## [Written instruction]
Set down each record below precisely, skipping the pictures.

## [Data for processing]
>>

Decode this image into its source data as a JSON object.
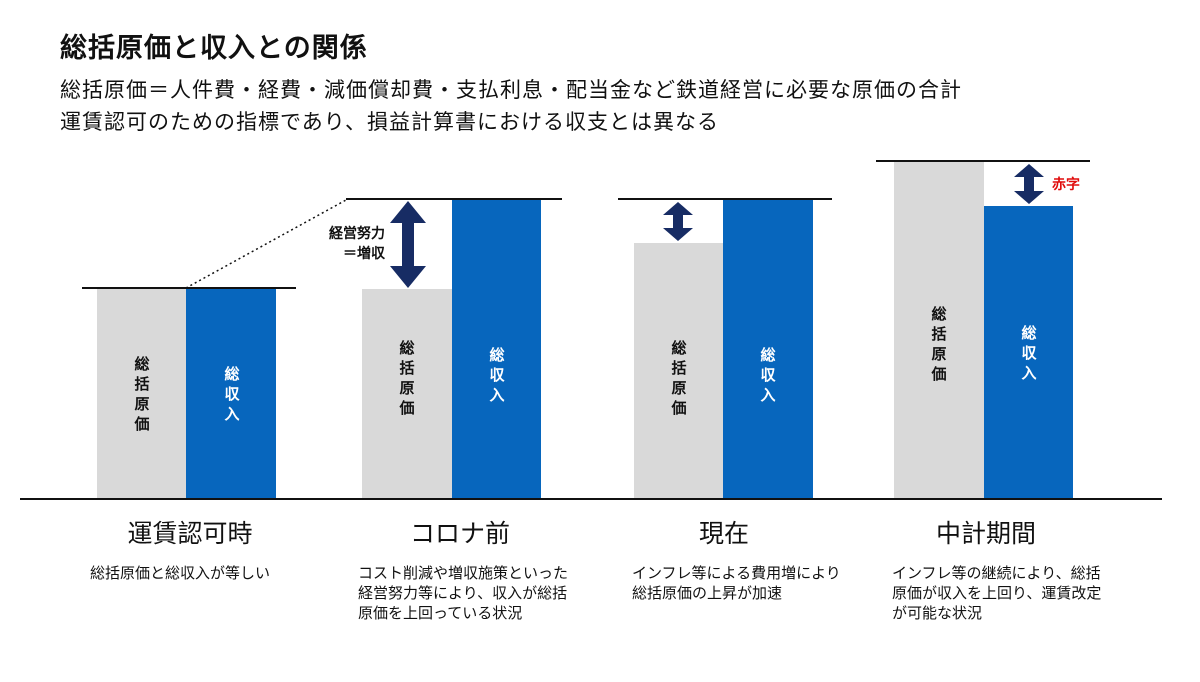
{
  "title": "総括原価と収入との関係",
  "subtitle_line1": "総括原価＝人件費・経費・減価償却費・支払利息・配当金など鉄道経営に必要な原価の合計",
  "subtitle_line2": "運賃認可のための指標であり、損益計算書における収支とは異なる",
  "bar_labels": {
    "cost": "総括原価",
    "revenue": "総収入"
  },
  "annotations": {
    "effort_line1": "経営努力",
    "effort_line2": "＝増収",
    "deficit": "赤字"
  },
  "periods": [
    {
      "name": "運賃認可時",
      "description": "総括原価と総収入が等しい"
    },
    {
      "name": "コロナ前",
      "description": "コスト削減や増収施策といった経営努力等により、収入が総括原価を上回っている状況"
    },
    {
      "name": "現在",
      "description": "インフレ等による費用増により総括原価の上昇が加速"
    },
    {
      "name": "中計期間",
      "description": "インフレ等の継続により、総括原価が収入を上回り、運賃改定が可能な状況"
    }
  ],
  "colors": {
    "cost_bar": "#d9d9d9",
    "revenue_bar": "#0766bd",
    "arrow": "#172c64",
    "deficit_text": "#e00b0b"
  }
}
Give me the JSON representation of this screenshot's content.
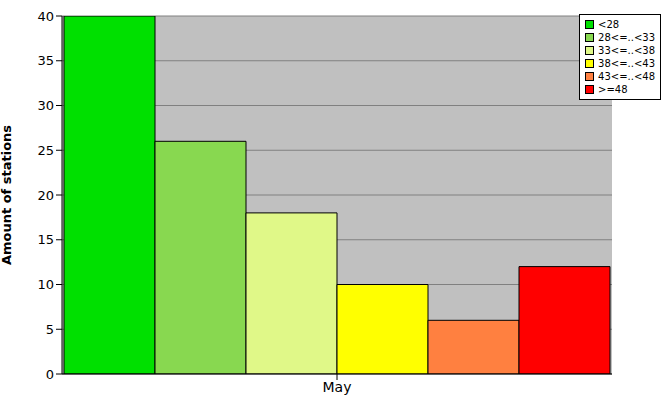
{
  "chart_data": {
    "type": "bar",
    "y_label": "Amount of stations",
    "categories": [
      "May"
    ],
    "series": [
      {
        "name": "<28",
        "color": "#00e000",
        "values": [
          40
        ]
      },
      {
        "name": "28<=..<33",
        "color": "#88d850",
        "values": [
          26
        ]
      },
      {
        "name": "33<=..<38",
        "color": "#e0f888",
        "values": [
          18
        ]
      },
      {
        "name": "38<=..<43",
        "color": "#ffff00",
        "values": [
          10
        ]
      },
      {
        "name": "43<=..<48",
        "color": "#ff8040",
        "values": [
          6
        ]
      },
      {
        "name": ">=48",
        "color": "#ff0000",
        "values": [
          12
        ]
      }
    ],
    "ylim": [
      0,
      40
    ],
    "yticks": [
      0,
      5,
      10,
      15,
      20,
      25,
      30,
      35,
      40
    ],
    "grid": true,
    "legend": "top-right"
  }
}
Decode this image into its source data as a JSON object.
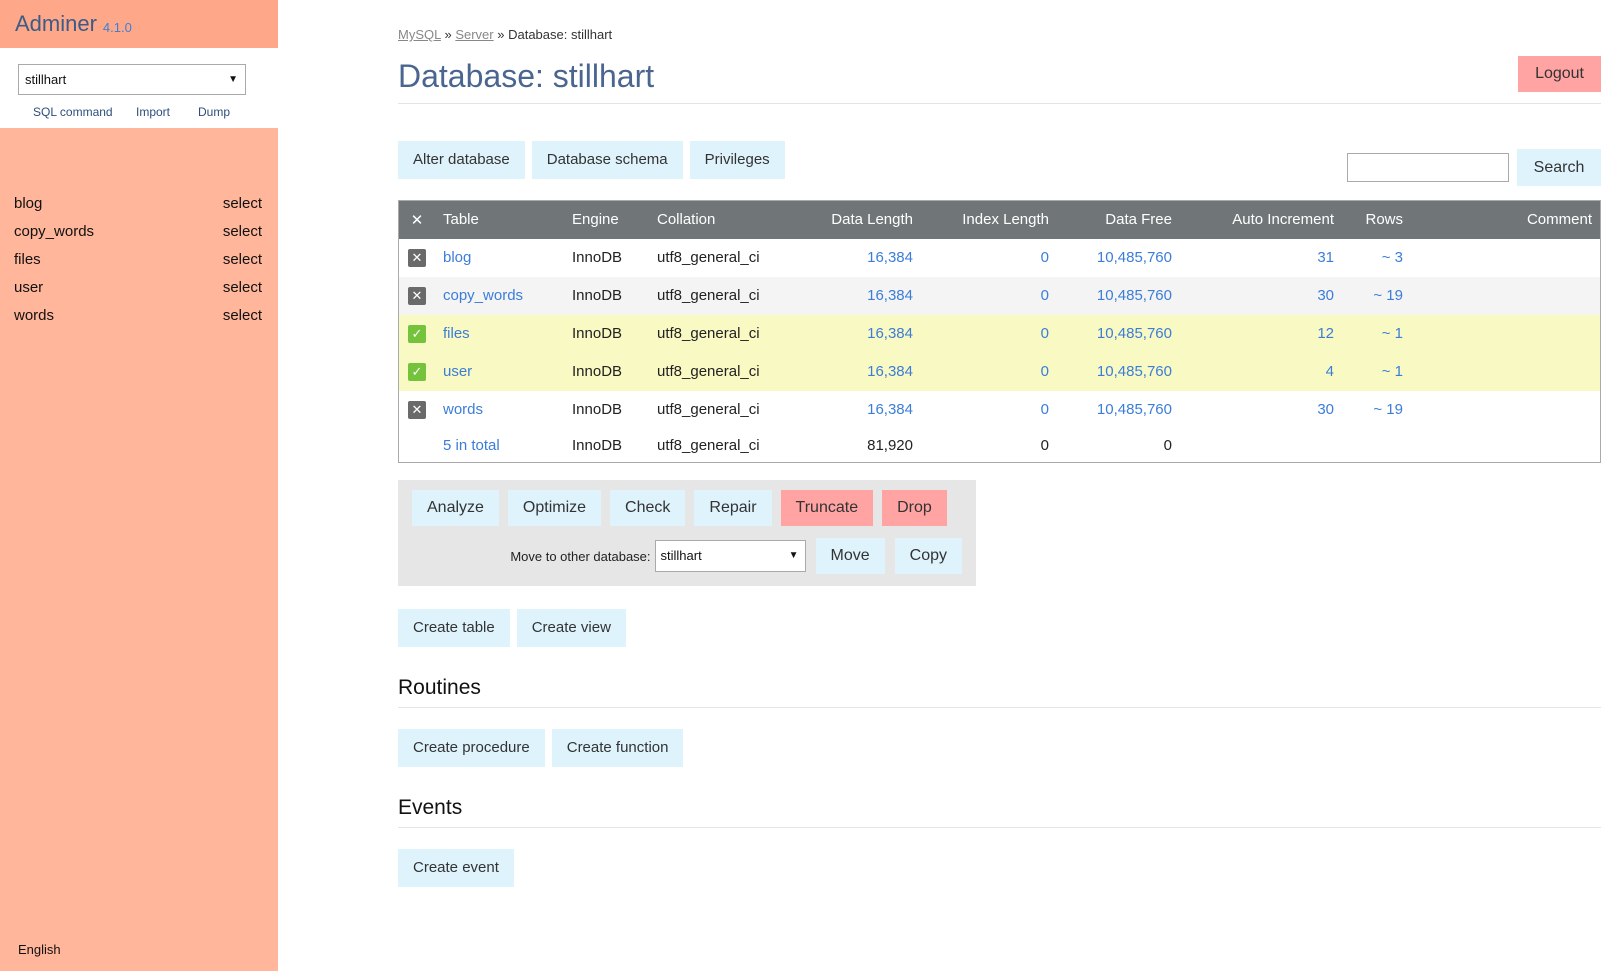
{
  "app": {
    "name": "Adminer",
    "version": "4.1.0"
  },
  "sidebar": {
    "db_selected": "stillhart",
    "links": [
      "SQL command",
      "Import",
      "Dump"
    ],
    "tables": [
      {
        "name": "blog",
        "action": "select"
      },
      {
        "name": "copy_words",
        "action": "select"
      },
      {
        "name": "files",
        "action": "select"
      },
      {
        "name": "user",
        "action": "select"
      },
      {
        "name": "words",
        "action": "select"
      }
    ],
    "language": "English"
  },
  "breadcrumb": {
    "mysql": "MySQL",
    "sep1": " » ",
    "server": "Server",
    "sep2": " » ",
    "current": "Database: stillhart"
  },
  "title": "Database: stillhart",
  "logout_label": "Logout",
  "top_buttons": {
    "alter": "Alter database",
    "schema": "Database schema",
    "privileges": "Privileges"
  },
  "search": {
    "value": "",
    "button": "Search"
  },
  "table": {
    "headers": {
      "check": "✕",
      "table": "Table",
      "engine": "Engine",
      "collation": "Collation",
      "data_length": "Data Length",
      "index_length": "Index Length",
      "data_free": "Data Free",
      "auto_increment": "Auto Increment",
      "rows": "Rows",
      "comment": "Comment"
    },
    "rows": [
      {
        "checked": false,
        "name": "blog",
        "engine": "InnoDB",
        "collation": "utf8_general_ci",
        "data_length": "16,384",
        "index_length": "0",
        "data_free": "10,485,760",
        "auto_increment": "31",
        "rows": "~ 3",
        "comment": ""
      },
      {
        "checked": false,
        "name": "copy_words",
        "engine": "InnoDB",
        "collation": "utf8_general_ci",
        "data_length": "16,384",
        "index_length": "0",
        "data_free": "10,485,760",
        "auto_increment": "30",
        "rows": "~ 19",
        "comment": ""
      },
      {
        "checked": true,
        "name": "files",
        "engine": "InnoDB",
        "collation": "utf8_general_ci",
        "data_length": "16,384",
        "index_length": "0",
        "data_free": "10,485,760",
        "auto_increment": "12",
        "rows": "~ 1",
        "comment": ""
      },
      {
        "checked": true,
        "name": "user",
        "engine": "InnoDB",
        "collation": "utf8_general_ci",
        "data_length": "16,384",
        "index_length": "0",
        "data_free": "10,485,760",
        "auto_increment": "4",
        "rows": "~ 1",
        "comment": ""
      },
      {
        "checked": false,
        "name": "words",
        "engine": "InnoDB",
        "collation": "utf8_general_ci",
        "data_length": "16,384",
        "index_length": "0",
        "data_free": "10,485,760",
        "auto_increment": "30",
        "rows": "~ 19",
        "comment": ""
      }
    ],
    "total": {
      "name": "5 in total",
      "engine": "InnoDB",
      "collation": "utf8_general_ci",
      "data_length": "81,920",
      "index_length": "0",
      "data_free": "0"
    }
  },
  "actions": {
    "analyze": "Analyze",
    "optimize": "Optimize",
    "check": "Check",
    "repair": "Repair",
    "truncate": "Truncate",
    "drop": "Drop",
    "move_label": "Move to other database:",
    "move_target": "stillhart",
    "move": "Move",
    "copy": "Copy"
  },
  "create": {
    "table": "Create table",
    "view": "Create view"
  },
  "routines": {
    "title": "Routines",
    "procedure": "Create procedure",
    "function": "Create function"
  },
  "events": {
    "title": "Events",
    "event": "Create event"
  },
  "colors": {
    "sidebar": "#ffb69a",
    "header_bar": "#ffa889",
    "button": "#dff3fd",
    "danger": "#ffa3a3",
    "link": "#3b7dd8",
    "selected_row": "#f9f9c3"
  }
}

<<

## [Solution to the exercise]
Decode this image into its source data as a JSON object.
{
  "title": "総括原価と収入との関係",
  "subtitle_line1": "総括原価＝人件費・経費・減価償却費・支払利息・配当金など鉄道経営に必要な原価の合計",
  "subtitle_line2": "運賃認可のための指標であり、損益計算書における収支とは異なる",
  "bar_labels": {
    "cost": "総括原価",
    "revenue": "総収入"
  },
  "annotations": {
    "effort_line1": "経営努力",
    "effort_line2": "＝増収",
    "deficit": "赤字"
  },
  "periods": [
    {
      "name": "運賃認可時",
      "description": "総括原価と総収入が等しい"
    },
    {
      "name": "コロナ前",
      "description": "コスト削減や増収施策といった経営努力等により、収入が総括原価を上回っている状況"
    },
    {
      "name": "現在",
      "description": "インフレ等による費用増により総括原価の上昇が加速"
    },
    {
      "name": "中計期間",
      "description": "インフレ等の継続により、総括原価が収入を上回り、運賃改定が可能な状況"
    }
  ],
  "colors": {
    "cost_bar": "#d9d9d9",
    "revenue_bar": "#0766bd",
    "arrow": "#172c64",
    "deficit_text": "#e00b0b"
  }
}
Give me the JSON representation of this screenshot's content.
{
  "chart_data": {
    "type": "bar",
    "y_label": "Amount of stations",
    "categories": [
      "May"
    ],
    "series": [
      {
        "name": "<28",
        "color": "#00e000",
        "values": [
          40
        ]
      },
      {
        "name": "28<=..<33",
        "color": "#88d850",
        "values": [
          26
        ]
      },
      {
        "name": "33<=..<38",
        "color": "#e0f888",
        "values": [
          18
        ]
      },
      {
        "name": "38<=..<43",
        "color": "#ffff00",
        "values": [
          10
        ]
      },
      {
        "name": "43<=..<48",
        "color": "#ff8040",
        "values": [
          6
        ]
      },
      {
        "name": ">=48",
        "color": "#ff0000",
        "values": [
          12
        ]
      }
    ],
    "ylim": [
      0,
      40
    ],
    "yticks": [
      0,
      5,
      10,
      15,
      20,
      25,
      30,
      35,
      40
    ],
    "grid": true,
    "legend": "top-right"
  }
}
Decode this image into its source data as a JSON object.
{
  "app": {
    "name": "Adminer",
    "version": "4.1.0"
  },
  "sidebar": {
    "db_selected": "stillhart",
    "links": [
      "SQL command",
      "Import",
      "Dump"
    ],
    "tables": [
      {
        "name": "blog",
        "action": "select"
      },
      {
        "name": "copy_words",
        "action": "select"
      },
      {
        "name": "files",
        "action": "select"
      },
      {
        "name": "user",
        "action": "select"
      },
      {
        "name": "words",
        "action": "select"
      }
    ],
    "language": "English"
  },
  "breadcrumb": {
    "mysql": "MySQL",
    "sep1": " » ",
    "server": "Server",
    "sep2": " » ",
    "current": "Database: stillhart"
  },
  "title": "Database: stillhart",
  "logout_label": "Logout",
  "top_buttons": {
    "alter": "Alter database",
    "schema": "Database schema",
    "privileges": "Privileges"
  },
  "search": {
    "value": "",
    "button": "Search"
  },
  "table": {
    "headers": {
      "check": "✕",
      "table": "Table",
      "engine": "Engine",
      "collation": "Collation",
      "data_length": "Data Length",
      "index_length": "Index Length",
      "data_free": "Data Free",
      "auto_increment": "Auto Increment",
      "rows": "Rows",
      "comment": "Comment"
    },
    "rows": [
      {
        "checked": false,
        "name": "blog",
        "engine": "InnoDB",
        "collation": "utf8_general_ci",
        "data_length": "16,384",
        "index_length": "0",
        "data_free": "10,485,760",
        "auto_increment": "31",
        "rows": "~ 3",
        "comment": ""
      },
      {
        "checked": false,
        "name": "copy_words",
        "engine": "InnoDB",
        "collation": "utf8_general_ci",
        "data_length": "16,384",
        "index_length": "0",
        "data_free": "10,485,760",
        "auto_increment": "30",
        "rows": "~ 19",
        "comment": ""
      },
      {
        "checked": true,
        "name": "files",
        "engine": "InnoDB",
        "collation": "utf8_general_ci",
        "data_length": "16,384",
        "index_length": "0",
        "data_free": "10,485,760",
        "auto_increment": "12",
        "rows": "~ 1",
        "comment": ""
      },
      {
        "checked": true,
        "name": "user",
        "engine": "InnoDB",
        "collation": "utf8_general_ci",
        "data_length": "16,384",
        "index_length": "0",
        "data_free": "10,485,760",
        "auto_increment": "4",
        "rows": "~ 1",
        "comment": ""
      },
      {
        "checked": false,
        "name": "words",
        "engine": "InnoDB",
        "collation": "utf8_general_ci",
        "data_length": "16,384",
        "index_length": "0",
        "data_free": "10,485,760",
        "auto_increment": "30",
        "rows": "~ 19",
        "comment": ""
      }
    ],
    "total": {
      "name": "5 in total",
      "engine": "InnoDB",
      "collation": "utf8_general_ci",
      "data_length": "81,920",
      "index_length": "0",
      "data_free": "0"
    }
  },
  "actions": {
    "analyze": "Analyze",
    "optimize": "Optimize",
    "check": "Check",
    "repair": "Repair",
    "truncate": "Truncate",
    "drop": "Drop",
    "move_label": "Move to other database:",
    "move_target": "stillhart",
    "move": "Move",
    "copy": "Copy"
  },
  "create": {
    "table": "Create table",
    "view": "Create view"
  },
  "routines": {
    "title": "Routines",
    "procedure": "Create procedure",
    "function": "Create function"
  },
  "events": {
    "title": "Events",
    "event": "Create event"
  },
  "colors": {
    "sidebar": "#ffb69a",
    "header_bar": "#ffa889",
    "button": "#dff3fd",
    "danger": "#ffa3a3",
    "link": "#3b7dd8",
    "selected_row": "#f9f9c3"
  }
}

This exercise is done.